__Exercise__:
Can you copy out the data exactly? Leave the images out.

━━ Working data ━━

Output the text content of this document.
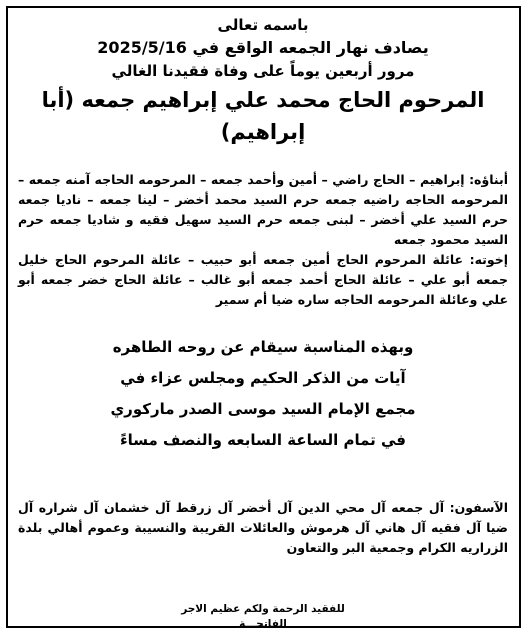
باسمه تعالى
يصادف نهار الجمعه الواقع في 2025/5/16
مرور أربعين يوماً على وفاة فقيدنا الغالي
المرحوم الحاج محمد علي إبراهيم جمعه (أبا إبراهيم)

أبناؤه: إبراهيم – الحاج راضي – أمين وأحمد جمعه – المرحومه الحاجه آمنه جمعه – المرحومه الحاجه راضيه جمعه حرم السيد محمد أخضر – لينا جمعه – ناديا جمعه حرم السيد علي أخضر – لبنى جمعه حرم السيد سهيل فقيه و شاديا جمعه حرم السيد محمود جمعه

إخوته: عائلة المرحوم الحاج أمين جمعه أبو حبيب – عائلة المرحوم الحاج خليل جمعه أبو علي – عائلة الحاج أحمد جمعه أبو غالب – عائلة الحاج خضر جمعه أبو علي وعائلة المرحومه الحاجه ساره ضيا أم سمير

وبهذه المناسبة سيقام عن روحه الطاهره
آيات من الذكر الحكيم ومجلس عزاء في
مجمع الإمام السيد موسى الصدر ماركوري
في تمام الساعة السابعه والنصف مساءً

الآسفون: آل جمعه آل محي الدين آل أخضر آل زرقط آل خشمان آل شراره آل ضيا آل فقيه آل هاني آل هرموش والعائلات القريبة والنسيبة وعموم أهالي بلدة الزراريه الكرام وجمعية البر والتعاون

للفقيد الرحمة ولكم عظيم الاجر
الفاتحـــة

━━━

__Written answer__:
Output the text content of this document.
باسمه تعالى
يصادف نهار الجمعه الواقع في 2025/5/16
مرور أربعين يوماً على وفاة فقيدنا الغالي
المرحوم الحاج محمد علي إبراهيم جمعه (أبا إبراهيم)

أبناؤه: إبراهيم – الحاج راضي – أمين وأحمد جمعه – المرحومه الحاجه آمنه جمعه – المرحومه الحاجه راضيه جمعه حرم السيد محمد أخضر – لينا جمعه – ناديا جمعه حرم السيد علي أخضر – لبنى جمعه حرم السيد سهيل فقيه و شاديا جمعه حرم السيد محمود جمعه

إخوته: عائلة المرحوم الحاج أمين جمعه أبو حبيب – عائلة المرحوم الحاج خليل جمعه أبو علي – عائلة الحاج أحمد جمعه أبو غالب – عائلة الحاج خضر جمعه أبو علي وعائلة المرحومه الحاجه ساره ضيا أم سمير

وبهذه المناسبة سيقام عن روحه الطاهره
آيات من الذكر الحكيم ومجلس عزاء في
مجمع الإمام السيد موسى الصدر ماركوري
في تمام الساعة السابعه والنصف مساءً

الآسفون: آل جمعه آل محي الدين آل أخضر آل زرقط آل خشمان آل شراره آل ضيا آل فقيه آل هاني آل هرموش والعائلات القريبة والنسيبة وعموم أهالي بلدة الزراريه الكرام وجمعية البر والتعاون

للفقيد الرحمة ولكم عظيم الاجر
الفاتحـــة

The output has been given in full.